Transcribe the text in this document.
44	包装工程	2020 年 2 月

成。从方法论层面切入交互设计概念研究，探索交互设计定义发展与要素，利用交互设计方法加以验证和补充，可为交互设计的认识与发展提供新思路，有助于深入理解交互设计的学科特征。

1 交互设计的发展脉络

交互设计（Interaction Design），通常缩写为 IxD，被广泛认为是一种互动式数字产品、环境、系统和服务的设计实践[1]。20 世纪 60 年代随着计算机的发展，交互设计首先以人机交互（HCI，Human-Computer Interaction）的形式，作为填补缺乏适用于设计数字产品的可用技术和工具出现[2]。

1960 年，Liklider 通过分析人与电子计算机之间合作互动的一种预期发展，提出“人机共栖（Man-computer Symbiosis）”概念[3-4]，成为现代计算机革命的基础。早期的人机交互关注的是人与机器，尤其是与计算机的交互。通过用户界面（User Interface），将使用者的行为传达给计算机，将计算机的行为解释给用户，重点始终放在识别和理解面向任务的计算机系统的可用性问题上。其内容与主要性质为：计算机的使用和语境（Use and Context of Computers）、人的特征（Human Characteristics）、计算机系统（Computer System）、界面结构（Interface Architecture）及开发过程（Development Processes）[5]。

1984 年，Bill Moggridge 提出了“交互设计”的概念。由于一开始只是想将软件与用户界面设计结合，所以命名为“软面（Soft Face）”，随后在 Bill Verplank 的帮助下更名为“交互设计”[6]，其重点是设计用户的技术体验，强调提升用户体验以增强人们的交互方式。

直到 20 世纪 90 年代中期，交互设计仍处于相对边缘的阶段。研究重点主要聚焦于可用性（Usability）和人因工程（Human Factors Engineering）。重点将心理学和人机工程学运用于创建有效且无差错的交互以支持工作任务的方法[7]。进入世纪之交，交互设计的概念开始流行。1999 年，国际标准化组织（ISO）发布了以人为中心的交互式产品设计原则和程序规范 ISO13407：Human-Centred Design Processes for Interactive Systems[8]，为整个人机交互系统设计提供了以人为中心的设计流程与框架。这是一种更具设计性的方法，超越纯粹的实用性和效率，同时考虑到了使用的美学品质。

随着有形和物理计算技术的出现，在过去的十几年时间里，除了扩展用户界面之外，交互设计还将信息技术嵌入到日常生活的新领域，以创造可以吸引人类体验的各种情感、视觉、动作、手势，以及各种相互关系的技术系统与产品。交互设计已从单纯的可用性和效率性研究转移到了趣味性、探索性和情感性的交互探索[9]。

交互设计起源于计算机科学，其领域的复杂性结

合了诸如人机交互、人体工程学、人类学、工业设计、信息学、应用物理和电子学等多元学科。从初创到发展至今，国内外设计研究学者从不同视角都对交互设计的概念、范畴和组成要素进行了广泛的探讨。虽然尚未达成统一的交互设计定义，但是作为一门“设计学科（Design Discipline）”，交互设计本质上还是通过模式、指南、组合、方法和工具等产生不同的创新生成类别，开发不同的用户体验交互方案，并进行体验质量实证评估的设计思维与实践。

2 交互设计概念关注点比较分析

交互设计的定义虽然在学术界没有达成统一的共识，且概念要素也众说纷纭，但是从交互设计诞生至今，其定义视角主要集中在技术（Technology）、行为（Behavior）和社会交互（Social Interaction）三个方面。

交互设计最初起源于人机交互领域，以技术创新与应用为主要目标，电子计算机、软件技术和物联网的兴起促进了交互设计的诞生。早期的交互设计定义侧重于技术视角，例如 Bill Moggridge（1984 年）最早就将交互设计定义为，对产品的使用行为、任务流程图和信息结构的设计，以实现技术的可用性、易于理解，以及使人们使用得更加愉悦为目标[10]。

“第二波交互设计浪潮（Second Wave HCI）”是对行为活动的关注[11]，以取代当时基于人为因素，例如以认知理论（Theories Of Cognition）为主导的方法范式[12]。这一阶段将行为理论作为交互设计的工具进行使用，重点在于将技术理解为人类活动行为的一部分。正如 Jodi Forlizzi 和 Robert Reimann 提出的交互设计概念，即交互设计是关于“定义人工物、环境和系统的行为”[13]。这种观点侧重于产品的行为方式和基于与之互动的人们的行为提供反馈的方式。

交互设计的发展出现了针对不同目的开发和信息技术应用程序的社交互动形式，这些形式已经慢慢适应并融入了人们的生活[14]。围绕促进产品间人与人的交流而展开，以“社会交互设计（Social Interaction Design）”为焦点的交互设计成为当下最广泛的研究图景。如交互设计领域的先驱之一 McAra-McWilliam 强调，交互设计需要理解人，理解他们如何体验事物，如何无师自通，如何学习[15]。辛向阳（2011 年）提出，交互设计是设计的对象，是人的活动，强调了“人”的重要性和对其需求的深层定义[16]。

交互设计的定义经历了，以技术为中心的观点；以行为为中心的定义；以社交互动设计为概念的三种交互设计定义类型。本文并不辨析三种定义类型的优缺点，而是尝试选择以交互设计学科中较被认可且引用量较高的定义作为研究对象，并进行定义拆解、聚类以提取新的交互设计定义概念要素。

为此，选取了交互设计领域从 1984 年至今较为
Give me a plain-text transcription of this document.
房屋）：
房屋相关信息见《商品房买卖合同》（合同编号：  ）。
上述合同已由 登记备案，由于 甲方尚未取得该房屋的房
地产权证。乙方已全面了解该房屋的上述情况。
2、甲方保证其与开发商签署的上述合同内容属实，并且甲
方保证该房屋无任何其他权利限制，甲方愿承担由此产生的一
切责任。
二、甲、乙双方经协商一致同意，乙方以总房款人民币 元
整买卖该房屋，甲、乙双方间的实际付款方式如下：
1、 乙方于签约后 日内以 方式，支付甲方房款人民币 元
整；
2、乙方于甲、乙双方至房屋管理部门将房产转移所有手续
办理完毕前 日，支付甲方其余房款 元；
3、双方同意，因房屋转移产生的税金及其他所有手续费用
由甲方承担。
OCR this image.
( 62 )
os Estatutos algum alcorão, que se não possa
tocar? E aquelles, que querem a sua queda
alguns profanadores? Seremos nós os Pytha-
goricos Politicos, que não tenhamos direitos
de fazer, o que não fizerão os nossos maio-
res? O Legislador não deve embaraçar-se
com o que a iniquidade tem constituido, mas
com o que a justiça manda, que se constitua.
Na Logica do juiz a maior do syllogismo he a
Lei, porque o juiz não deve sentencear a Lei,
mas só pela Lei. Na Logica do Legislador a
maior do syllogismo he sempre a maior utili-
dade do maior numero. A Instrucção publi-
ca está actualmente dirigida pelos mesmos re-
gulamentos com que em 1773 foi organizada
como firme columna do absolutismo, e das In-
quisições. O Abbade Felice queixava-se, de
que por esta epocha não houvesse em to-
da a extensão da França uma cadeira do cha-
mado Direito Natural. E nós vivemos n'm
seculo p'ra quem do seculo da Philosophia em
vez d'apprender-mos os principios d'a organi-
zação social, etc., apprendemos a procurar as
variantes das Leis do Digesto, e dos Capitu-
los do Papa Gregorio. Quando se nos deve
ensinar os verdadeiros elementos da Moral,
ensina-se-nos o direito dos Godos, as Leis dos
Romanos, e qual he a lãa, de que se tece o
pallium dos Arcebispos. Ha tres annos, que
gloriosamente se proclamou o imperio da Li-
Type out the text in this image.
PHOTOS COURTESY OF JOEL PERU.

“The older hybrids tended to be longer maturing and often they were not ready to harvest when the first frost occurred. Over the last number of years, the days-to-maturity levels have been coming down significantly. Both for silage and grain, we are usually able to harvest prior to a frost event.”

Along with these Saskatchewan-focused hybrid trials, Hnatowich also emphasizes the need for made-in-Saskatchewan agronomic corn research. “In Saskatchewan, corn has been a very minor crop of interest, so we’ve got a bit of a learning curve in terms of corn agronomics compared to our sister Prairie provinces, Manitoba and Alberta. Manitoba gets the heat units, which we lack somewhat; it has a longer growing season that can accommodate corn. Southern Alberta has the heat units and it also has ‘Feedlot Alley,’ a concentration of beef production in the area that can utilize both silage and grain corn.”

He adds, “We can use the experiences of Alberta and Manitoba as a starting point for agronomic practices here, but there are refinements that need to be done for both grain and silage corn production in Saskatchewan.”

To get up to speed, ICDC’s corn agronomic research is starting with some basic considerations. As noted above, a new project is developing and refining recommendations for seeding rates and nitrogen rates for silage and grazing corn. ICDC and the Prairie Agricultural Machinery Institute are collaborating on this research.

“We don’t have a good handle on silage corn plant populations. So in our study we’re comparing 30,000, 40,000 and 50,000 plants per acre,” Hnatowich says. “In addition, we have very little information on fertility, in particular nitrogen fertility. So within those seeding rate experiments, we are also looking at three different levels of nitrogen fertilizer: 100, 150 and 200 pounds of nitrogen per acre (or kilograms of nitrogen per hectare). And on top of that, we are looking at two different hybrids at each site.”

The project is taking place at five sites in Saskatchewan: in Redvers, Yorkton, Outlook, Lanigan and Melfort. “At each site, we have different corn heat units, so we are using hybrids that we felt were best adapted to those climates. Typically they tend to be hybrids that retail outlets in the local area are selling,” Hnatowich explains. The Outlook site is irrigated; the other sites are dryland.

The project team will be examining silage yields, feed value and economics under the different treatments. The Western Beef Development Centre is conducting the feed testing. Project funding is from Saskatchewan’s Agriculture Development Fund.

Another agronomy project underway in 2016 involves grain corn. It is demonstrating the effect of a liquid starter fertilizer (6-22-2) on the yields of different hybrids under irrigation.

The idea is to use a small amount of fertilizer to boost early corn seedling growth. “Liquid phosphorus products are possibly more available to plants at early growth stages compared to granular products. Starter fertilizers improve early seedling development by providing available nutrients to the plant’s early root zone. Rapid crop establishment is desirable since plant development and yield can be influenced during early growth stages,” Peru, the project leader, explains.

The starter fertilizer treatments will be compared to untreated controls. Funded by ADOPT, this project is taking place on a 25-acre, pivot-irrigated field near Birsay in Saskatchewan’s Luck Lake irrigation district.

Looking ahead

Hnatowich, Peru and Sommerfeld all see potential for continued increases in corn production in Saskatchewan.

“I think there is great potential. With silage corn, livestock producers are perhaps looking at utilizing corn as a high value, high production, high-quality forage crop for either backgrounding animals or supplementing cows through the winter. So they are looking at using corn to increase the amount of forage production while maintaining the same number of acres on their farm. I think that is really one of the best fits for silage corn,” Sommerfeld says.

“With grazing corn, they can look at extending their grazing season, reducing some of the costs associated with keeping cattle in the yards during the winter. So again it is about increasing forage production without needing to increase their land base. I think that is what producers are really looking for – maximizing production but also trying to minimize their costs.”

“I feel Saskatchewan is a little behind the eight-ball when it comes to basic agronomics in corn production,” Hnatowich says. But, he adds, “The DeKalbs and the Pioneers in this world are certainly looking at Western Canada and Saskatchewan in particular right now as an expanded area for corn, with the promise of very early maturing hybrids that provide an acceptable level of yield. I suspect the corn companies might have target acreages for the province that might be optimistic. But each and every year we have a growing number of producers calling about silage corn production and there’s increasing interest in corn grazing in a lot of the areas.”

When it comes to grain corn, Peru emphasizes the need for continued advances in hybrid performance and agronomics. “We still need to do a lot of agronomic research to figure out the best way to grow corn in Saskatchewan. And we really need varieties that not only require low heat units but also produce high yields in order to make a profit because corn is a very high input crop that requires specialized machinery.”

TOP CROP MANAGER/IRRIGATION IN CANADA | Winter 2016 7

---

§ TASK REQUIREMENTS: Report every line containing the word "juiz" from the listing above.

§ REPLY TO THE TASK:
Na Logica do juiz a maior do syllogismo he a
Lei, porque o juiz não deve sentencear a Lei,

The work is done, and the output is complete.